### What to do
Identify the lines that contain the string "Model", then copy each of them.

### Data extract
****

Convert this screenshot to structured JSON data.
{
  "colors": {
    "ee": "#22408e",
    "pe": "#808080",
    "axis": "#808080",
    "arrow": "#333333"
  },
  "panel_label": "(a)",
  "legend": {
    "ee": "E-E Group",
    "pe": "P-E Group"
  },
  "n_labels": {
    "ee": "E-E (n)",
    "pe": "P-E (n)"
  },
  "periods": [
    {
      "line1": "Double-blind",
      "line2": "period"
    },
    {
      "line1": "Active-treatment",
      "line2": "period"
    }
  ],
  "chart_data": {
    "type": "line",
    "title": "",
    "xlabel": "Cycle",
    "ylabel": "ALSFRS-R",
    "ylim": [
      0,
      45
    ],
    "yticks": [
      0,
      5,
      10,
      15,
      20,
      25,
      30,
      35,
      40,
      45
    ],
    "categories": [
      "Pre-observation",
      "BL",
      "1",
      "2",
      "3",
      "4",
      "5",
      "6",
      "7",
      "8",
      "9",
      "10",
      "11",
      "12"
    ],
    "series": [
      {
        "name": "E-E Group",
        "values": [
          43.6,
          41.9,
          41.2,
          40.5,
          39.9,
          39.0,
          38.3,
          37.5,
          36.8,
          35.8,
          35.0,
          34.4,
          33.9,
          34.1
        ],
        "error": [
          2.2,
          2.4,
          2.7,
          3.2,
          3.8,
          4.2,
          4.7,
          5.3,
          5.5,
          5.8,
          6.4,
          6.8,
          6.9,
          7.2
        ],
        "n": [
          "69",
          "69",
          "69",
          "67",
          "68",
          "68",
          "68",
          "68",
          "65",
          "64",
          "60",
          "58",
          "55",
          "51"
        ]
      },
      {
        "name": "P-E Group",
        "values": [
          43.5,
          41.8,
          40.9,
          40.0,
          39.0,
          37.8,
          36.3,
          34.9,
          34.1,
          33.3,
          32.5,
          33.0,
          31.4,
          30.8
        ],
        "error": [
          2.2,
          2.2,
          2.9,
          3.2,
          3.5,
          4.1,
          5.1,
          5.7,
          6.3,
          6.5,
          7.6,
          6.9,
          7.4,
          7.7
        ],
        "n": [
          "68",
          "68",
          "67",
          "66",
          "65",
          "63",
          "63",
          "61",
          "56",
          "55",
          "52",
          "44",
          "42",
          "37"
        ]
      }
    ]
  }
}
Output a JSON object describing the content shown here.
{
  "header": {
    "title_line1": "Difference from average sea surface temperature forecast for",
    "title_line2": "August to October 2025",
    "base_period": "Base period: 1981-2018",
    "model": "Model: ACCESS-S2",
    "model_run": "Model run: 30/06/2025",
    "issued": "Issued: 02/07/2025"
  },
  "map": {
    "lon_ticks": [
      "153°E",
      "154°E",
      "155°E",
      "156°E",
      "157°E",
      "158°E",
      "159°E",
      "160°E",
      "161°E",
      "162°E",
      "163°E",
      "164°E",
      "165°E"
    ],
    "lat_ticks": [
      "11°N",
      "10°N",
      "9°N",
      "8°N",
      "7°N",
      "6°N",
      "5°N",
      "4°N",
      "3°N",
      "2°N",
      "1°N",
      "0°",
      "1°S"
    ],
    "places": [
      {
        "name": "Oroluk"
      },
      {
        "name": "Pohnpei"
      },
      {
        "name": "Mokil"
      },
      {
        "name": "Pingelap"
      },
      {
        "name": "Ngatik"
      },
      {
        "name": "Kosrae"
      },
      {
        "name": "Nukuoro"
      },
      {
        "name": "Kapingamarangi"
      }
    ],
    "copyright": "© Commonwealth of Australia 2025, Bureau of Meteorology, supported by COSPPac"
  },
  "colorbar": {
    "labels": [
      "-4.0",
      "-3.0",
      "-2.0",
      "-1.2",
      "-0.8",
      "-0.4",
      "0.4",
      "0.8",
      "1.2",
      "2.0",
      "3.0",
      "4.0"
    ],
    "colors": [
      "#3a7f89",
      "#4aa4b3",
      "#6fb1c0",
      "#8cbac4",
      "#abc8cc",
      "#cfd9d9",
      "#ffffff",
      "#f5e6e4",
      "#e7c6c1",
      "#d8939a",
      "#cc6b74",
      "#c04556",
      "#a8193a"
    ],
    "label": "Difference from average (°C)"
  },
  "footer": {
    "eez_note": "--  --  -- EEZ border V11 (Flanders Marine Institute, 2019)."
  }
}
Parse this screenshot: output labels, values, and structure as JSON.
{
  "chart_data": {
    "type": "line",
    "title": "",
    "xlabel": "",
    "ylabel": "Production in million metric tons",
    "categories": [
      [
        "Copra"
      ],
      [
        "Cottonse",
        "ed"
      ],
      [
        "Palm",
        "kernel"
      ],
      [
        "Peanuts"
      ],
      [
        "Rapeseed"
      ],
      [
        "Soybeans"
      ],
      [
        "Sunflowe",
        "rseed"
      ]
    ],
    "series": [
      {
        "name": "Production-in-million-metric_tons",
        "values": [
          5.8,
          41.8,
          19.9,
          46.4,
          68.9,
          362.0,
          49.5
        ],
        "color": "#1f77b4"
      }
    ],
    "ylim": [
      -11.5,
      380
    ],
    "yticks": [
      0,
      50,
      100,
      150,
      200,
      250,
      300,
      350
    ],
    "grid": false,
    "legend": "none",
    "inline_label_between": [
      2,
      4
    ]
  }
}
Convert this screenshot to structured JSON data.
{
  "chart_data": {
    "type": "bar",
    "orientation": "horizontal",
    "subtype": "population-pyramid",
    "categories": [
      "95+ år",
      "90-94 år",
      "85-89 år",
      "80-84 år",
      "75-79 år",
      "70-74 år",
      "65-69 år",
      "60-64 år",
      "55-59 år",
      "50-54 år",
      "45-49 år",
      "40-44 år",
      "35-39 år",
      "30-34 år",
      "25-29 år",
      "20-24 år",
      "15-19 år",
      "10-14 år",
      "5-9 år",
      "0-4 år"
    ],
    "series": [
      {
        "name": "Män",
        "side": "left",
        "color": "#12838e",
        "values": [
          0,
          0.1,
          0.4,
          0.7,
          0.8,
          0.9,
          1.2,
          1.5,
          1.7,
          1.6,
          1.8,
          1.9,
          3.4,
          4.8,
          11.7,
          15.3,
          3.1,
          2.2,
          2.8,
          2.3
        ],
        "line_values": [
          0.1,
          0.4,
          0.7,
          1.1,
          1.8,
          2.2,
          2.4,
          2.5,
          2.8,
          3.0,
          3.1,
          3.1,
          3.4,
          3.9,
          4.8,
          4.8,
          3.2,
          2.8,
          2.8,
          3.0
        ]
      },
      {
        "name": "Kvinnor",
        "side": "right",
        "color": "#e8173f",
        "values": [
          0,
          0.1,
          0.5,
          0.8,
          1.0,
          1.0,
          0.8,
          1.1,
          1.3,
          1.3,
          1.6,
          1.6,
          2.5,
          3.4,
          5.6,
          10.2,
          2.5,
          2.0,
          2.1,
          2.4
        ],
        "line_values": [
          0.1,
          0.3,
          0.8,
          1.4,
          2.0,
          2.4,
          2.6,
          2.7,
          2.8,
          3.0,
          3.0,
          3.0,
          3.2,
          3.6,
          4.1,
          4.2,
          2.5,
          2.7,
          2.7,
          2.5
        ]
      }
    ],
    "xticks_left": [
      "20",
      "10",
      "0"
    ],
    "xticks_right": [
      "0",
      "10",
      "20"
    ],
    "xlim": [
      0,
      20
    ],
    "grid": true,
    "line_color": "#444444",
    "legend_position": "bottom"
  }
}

****

### Correct response
    "model": "Model: ACCESS-S2",
    "model_run": "Model run: 30/06/2025",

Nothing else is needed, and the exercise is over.